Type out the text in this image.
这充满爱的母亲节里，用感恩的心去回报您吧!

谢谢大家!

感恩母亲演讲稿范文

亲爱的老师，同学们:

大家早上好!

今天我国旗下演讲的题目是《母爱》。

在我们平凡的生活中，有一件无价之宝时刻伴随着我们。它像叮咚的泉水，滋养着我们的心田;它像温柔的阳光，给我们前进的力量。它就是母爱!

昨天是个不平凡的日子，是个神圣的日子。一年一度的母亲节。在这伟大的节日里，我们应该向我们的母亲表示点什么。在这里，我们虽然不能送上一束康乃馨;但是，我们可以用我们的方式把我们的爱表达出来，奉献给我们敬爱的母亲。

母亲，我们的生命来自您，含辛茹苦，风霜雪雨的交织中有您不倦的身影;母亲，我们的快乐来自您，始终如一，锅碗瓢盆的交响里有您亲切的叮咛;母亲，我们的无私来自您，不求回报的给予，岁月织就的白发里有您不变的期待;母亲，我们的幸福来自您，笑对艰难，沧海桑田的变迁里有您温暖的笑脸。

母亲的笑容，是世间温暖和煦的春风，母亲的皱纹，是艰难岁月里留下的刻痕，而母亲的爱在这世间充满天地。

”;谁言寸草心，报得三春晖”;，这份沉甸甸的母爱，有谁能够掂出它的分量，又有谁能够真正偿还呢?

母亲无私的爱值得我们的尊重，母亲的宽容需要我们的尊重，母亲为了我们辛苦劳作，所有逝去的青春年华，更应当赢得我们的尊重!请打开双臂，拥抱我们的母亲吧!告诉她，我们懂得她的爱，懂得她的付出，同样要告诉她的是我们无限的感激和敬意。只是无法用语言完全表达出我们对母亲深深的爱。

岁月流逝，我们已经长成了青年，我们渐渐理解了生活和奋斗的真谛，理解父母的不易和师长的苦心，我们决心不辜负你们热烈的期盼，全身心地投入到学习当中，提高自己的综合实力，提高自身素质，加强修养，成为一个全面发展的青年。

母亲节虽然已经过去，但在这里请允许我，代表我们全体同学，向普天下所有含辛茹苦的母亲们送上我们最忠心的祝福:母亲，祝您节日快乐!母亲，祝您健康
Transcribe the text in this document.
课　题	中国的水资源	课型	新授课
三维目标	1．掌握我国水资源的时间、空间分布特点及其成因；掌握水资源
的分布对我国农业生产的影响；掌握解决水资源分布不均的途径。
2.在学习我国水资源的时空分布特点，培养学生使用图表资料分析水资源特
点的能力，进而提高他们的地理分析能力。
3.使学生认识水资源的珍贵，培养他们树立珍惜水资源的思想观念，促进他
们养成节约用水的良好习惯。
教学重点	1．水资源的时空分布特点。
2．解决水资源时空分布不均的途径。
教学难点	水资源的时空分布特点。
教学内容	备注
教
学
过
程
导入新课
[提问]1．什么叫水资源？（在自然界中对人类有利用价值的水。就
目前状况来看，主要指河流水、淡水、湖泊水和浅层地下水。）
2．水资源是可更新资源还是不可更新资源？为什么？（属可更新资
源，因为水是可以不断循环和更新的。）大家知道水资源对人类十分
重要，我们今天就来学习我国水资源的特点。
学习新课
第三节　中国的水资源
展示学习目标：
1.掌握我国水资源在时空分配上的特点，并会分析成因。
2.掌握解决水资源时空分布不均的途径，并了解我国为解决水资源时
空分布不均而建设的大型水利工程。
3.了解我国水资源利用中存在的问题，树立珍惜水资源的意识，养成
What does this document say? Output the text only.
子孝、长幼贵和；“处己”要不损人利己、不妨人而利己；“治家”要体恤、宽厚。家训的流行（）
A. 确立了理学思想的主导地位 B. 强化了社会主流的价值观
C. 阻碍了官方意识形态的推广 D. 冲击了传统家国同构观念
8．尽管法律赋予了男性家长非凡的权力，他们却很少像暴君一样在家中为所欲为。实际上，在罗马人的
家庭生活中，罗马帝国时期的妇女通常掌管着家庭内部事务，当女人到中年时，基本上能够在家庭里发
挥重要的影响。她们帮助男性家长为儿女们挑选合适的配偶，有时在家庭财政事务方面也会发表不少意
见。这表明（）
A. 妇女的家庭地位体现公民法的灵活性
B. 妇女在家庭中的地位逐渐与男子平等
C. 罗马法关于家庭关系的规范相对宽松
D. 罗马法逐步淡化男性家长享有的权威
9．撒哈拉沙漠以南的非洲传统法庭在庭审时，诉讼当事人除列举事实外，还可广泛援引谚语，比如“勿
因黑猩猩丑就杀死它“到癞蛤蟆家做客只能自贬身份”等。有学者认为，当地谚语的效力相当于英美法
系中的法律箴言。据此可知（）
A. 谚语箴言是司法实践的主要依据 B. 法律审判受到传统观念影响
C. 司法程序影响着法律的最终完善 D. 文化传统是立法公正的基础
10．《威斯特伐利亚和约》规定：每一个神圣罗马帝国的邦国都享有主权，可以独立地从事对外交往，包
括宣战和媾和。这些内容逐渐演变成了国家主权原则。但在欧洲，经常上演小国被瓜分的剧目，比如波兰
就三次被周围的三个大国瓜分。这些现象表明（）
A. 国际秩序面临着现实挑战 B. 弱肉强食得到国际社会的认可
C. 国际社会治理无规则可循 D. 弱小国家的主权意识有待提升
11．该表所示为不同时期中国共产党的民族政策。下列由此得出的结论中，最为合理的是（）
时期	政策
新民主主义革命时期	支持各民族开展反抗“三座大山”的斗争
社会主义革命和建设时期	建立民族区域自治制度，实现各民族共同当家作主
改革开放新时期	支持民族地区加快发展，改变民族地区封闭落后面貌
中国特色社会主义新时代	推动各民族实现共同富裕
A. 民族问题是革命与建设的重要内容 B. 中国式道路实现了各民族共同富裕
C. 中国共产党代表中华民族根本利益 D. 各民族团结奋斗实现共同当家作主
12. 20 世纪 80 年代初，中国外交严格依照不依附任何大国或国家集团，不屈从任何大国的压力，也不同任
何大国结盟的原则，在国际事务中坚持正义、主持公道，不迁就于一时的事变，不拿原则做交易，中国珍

------------------------------------------------

▸ WORK TO COMPLETE
Reproduce each line verbatim.

▸ WRITTEN RESPONSE
Type out the text in this image.
这充满爱的母亲节里，用感恩的心去回报您吧!

谢谢大家!

感恩母亲演讲稿范文

亲爱的老师，同学们:

大家早上好!

今天我国旗下演讲的题目是《母爱》。

在我们平凡的生活中，有一件无价之宝时刻伴随着我们。它像叮咚的泉水，滋养着我们的心田;它像温柔的阳光，给我们前进的力量。它就是母爱!

昨天是个不平凡的日子，是个神圣的日子。一年一度的母亲节。在这伟大的节日里，我们应该向我们的母亲表示点什么。在这里，我们虽然不能送上一束康乃馨;但是，我们可以用我们的方式把我们的爱表达出来，奉献给我们敬爱的母亲。

母亲，我们的生命来自您，含辛茹苦，风霜雪雨的交织中有您不倦的身影;母亲，我们的快乐来自您，始终如一，锅碗瓢盆的交响里有您亲切的叮咛;母亲，我们的无私来自您，不求回报的给予，岁月织就的白发里有您不变的期待;母亲，我们的幸福来自您，笑对艰难，沧海桑田的变迁里有您温暖的笑脸。

母亲的笑容，是世间温暖和煦的春风，母亲的皱纹，是艰难岁月里留下的刻痕，而母亲的爱在这世间充满天地。

”;谁言寸草心，报得三春晖”;，这份沉甸甸的母爱，有谁能够掂出它的分量，又有谁能够真正偿还呢?

母亲无私的爱值得我们的尊重，母亲的宽容需要我们的尊重，母亲为了我们辛苦劳作，所有逝去的青春年华，更应当赢得我们的尊重!请打开双臂，拥抱我们的母亲吧!告诉她，我们懂得她的爱，懂得她的付出，同样要告诉她的是我们无限的感激和敬意。只是无法用语言完全表达出我们对母亲深深的爱。

岁月流逝，我们已经长成了青年，我们渐渐理解了生活和奋斗的真谛，理解父母的不易和师长的苦心，我们决心不辜负你们热烈的期盼，全身心地投入到学习当中，提高自己的综合实力，提高自身素质，加强修养，成为一个全面发展的青年。

母亲节虽然已经过去，但在这里请允许我，代表我们全体同学，向普天下所有含辛茹苦的母亲们送上我们最忠心的祝福:母亲，祝您节日快乐!母亲，祝您健康
Transcribe the text in this document.
课　题	中国的水资源	课型	新授课
三维目标	1．掌握我国水资源的时间、空间分布特点及其成因；掌握水资源
的分布对我国农业生产的影响；掌握解决水资源分布不均的途径。
2.在学习我国水资源的时空分布特点，培养学生使用图表资料分析水资源特
点的能力，进而提高他们的地理分析能力。
3.使学生认识水资源的珍贵，培养他们树立珍惜水资源的思想观念，促进他
们养成节约用水的良好习惯。
教学重点	1．水资源的时空分布特点。
2．解决水资源时空分布不均的途径。
教学难点	水资源的时空分布特点。
教学内容	备注
教
学
过
程
导入新课
[提问]1．什么叫水资源？（在自然界中对人类有利用价值的水。就
目前状况来看，主要指河流水、淡水、湖泊水和浅层地下水。）
2．水资源是可更新资源还是不可更新资源？为什么？（属可更新资
源，因为水是可以不断循环和更新的。）大家知道水资源对人类十分
重要，我们今天就来学习我国水资源的特点。
学习新课
第三节　中国的水资源
展示学习目标：
1.掌握我国水资源在时空分配上的特点，并会分析成因。
2.掌握解决水资源时空分布不均的途径，并了解我国为解决水资源时
空分布不均而建设的大型水利工程。
3.了解我国水资源利用中存在的问题，树立珍惜水资源的意识，养成
What does this document say? Output the text only.
子孝、长幼贵和；“处己”要不损人利己、不妨人而利己；“治家”要体恤、宽厚。家训的流行（）
A. 确立了理学思想的主导地位 B. 强化了社会主流的价值观
C. 阻碍了官方意识形态的推广 D. 冲击了传统家国同构观念
8．尽管法律赋予了男性家长非凡的权力，他们却很少像暴君一样在家中为所欲为。实际上，在罗马人的
家庭生活中，罗马帝国时期的妇女通常掌管着家庭内部事务，当女人到中年时，基本上能够在家庭里发
挥重要的影响。她们帮助男性家长为儿女们挑选合适的配偶，有时在家庭财政事务方面也会发表不少意
见。这表明（）
A. 妇女的家庭地位体现公民法的灵活性
B. 妇女在家庭中的地位逐渐与男子平等
C. 罗马法关于家庭关系的规范相对宽松
D. 罗马法逐步淡化男性家长享有的权威
9．撒哈拉沙漠以南的非洲传统法庭在庭审时，诉讼当事人除列举事实外，还可广泛援引谚语，比如“勿
因黑猩猩丑就杀死它“到癞蛤蟆家做客只能自贬身份”等。有学者认为，当地谚语的效力相当于英美法
系中的法律箴言。据此可知（）
A. 谚语箴言是司法实践的主要依据 B. 法律审判受到传统观念影响
C. 司法程序影响着法律的最终完善 D. 文化传统是立法公正的基础
10．《威斯特伐利亚和约》规定：每一个神圣罗马帝国的邦国都享有主权，可以独立地从事对外交往，包
括宣战和媾和。这些内容逐渐演变成了国家主权原则。但在欧洲，经常上演小国被瓜分的剧目，比如波兰
就三次被周围的三个大国瓜分。这些现象表明（）
A. 国际秩序面临着现实挑战 B. 弱肉强食得到国际社会的认可
C. 国际社会治理无规则可循 D. 弱小国家的主权意识有待提升
11．该表所示为不同时期中国共产党的民族政策。下列由此得出的结论中，最为合理的是（）
时期	政策
新民主主义革命时期	支持各民族开展反抗“三座大山”的斗争
社会主义革命和建设时期	建立民族区域自治制度，实现各民族共同当家作主
改革开放新时期	支持民族地区加快发展，改变民族地区封闭落后面貌
中国特色社会主义新时代	推动各民族实现共同富裕
A. 民族问题是革命与建设的重要内容 B. 中国式道路实现了各民族共同富裕
C. 中国共产党代表中华民族根本利益 D. 各民族团结奋斗实现共同当家作主
12. 20 世纪 80 年代初，中国外交严格依照不依附任何大国或国家集团，不屈从任何大国的压力，也不同任
何大国结盟的原则，在国际事务中坚持正义、主持公道，不迁就于一时的事变，不拿原则做交易，中国珍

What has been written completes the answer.